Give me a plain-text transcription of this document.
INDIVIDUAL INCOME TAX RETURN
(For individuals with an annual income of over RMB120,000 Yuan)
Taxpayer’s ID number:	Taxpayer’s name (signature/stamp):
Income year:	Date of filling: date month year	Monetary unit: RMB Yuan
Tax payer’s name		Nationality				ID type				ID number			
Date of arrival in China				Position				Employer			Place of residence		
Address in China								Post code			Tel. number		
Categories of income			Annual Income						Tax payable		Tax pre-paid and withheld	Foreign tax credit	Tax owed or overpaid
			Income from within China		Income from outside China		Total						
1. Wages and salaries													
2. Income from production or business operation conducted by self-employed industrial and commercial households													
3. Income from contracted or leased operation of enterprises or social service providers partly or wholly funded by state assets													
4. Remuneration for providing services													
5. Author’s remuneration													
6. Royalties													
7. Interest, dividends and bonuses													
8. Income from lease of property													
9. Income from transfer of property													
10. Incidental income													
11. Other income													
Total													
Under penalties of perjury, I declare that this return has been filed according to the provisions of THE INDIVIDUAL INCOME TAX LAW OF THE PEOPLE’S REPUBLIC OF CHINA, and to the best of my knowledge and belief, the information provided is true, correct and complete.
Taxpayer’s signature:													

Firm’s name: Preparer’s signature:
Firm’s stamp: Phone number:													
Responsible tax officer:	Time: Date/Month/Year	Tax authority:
--
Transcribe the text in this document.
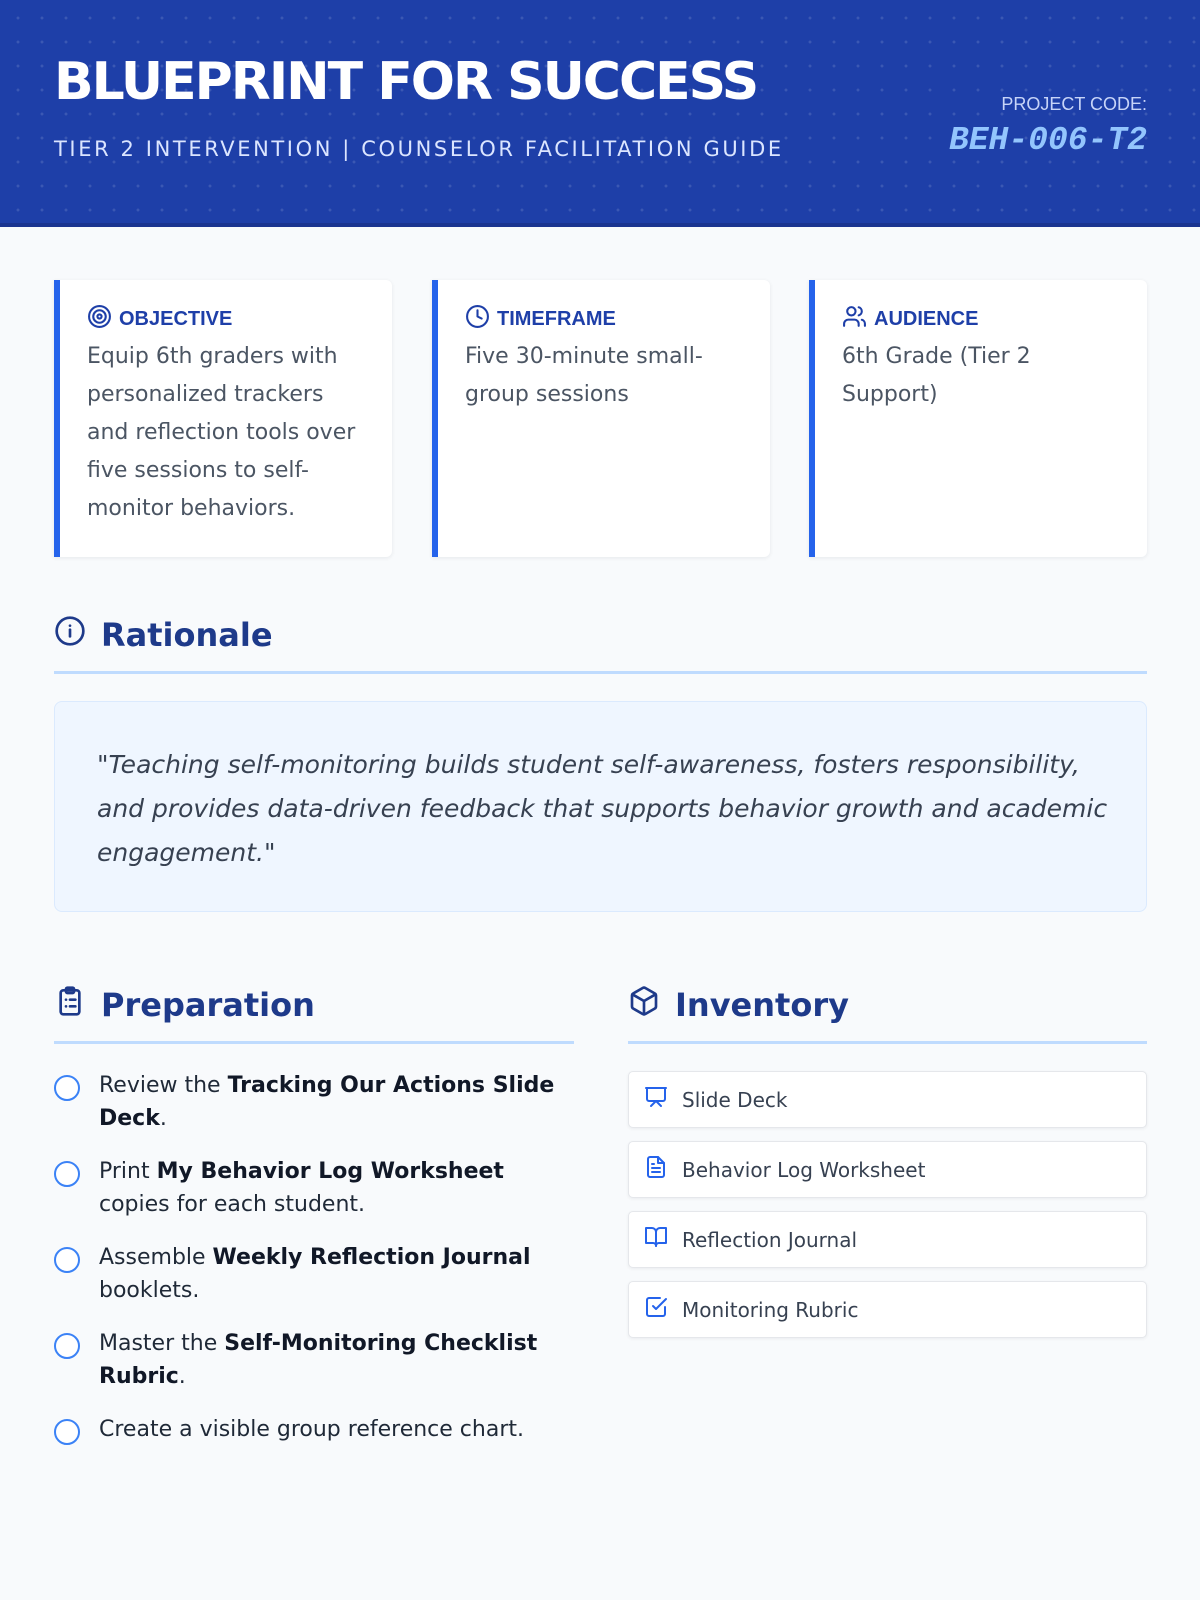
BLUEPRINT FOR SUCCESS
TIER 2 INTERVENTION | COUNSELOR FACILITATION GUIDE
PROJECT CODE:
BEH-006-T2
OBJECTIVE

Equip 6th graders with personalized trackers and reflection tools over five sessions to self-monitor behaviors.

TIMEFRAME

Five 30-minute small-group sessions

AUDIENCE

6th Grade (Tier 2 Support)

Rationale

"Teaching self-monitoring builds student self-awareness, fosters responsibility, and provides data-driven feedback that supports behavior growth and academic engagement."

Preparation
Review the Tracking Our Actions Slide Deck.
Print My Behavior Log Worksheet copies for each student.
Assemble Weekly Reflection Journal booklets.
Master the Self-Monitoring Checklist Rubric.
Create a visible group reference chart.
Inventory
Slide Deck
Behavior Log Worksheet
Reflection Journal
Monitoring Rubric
---
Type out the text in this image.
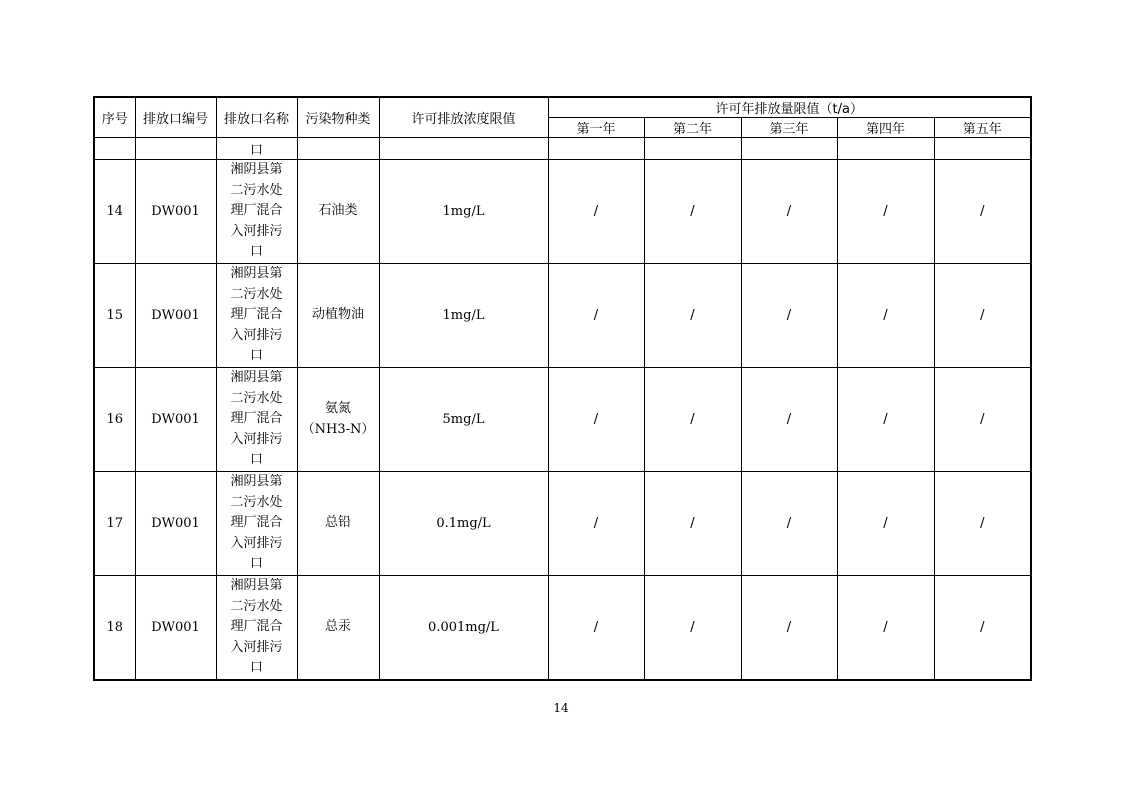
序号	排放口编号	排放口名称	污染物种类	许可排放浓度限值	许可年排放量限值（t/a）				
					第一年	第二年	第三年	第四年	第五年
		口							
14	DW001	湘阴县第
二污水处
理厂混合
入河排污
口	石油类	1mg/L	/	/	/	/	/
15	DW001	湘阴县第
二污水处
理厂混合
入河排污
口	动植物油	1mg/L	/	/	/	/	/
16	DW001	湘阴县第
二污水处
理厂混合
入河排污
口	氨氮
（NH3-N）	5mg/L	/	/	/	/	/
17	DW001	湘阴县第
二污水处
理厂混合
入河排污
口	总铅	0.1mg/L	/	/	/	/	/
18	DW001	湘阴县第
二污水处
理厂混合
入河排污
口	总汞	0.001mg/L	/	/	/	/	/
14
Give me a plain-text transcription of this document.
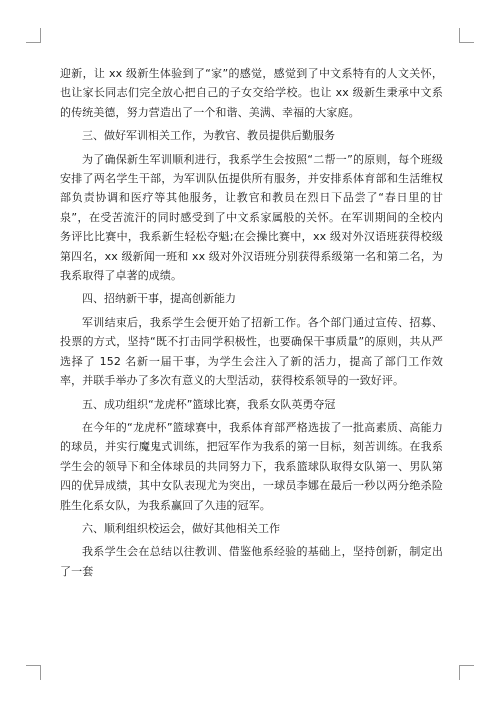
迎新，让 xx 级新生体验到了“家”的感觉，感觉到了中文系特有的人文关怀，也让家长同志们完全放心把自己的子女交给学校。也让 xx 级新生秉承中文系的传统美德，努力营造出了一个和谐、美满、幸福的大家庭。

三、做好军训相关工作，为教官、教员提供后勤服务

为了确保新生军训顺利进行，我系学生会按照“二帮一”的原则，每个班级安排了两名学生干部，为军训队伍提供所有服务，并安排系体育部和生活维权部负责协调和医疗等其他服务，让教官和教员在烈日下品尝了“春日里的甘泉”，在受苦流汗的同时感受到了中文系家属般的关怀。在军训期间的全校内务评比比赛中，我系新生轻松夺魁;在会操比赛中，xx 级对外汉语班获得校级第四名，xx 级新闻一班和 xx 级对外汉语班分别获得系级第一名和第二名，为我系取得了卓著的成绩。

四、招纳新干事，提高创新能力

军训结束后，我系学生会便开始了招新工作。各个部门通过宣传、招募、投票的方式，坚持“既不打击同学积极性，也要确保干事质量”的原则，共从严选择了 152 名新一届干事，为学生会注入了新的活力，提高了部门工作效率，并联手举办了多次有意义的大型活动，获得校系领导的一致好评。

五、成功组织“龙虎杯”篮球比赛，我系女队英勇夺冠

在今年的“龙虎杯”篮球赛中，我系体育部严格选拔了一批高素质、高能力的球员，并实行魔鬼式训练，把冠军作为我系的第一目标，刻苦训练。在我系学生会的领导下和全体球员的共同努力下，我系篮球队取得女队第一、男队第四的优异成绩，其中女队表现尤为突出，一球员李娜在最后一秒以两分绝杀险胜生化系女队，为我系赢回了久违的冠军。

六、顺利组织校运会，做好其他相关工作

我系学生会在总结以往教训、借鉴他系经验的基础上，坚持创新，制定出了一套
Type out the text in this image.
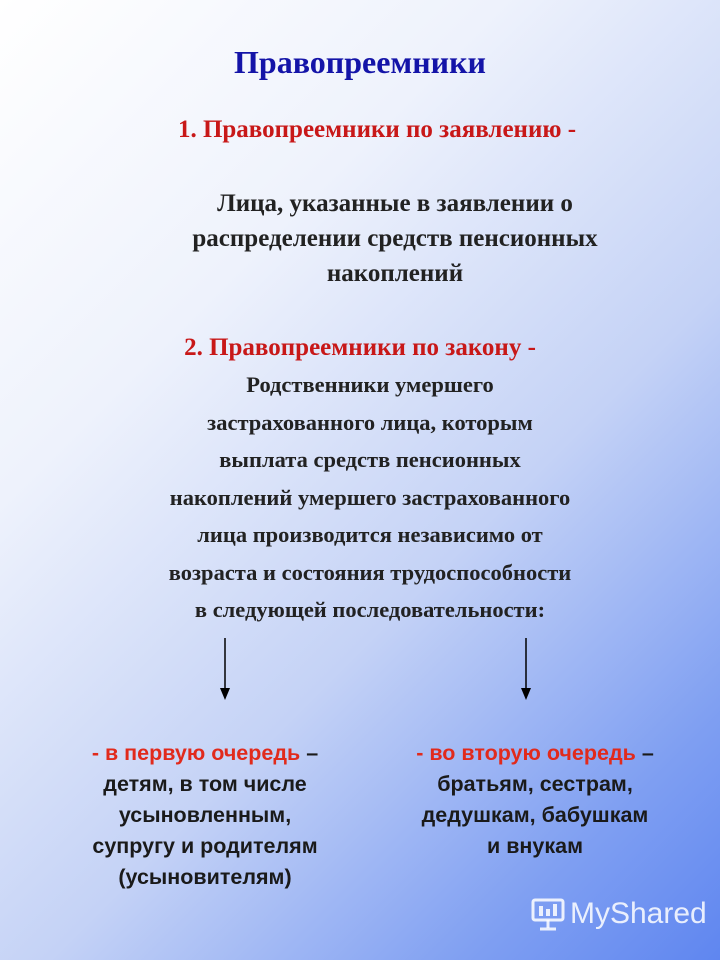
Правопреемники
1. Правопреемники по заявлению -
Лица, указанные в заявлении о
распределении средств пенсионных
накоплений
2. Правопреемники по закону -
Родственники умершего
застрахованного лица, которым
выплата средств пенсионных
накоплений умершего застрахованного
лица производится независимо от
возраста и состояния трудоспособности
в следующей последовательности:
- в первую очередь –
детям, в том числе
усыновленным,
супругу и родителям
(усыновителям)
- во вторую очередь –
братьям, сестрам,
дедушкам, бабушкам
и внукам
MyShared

§ DIRECTION: Only a number is wanted: how many lines of the data above contain "умершего"?

§ OUTPUT BELOW: 2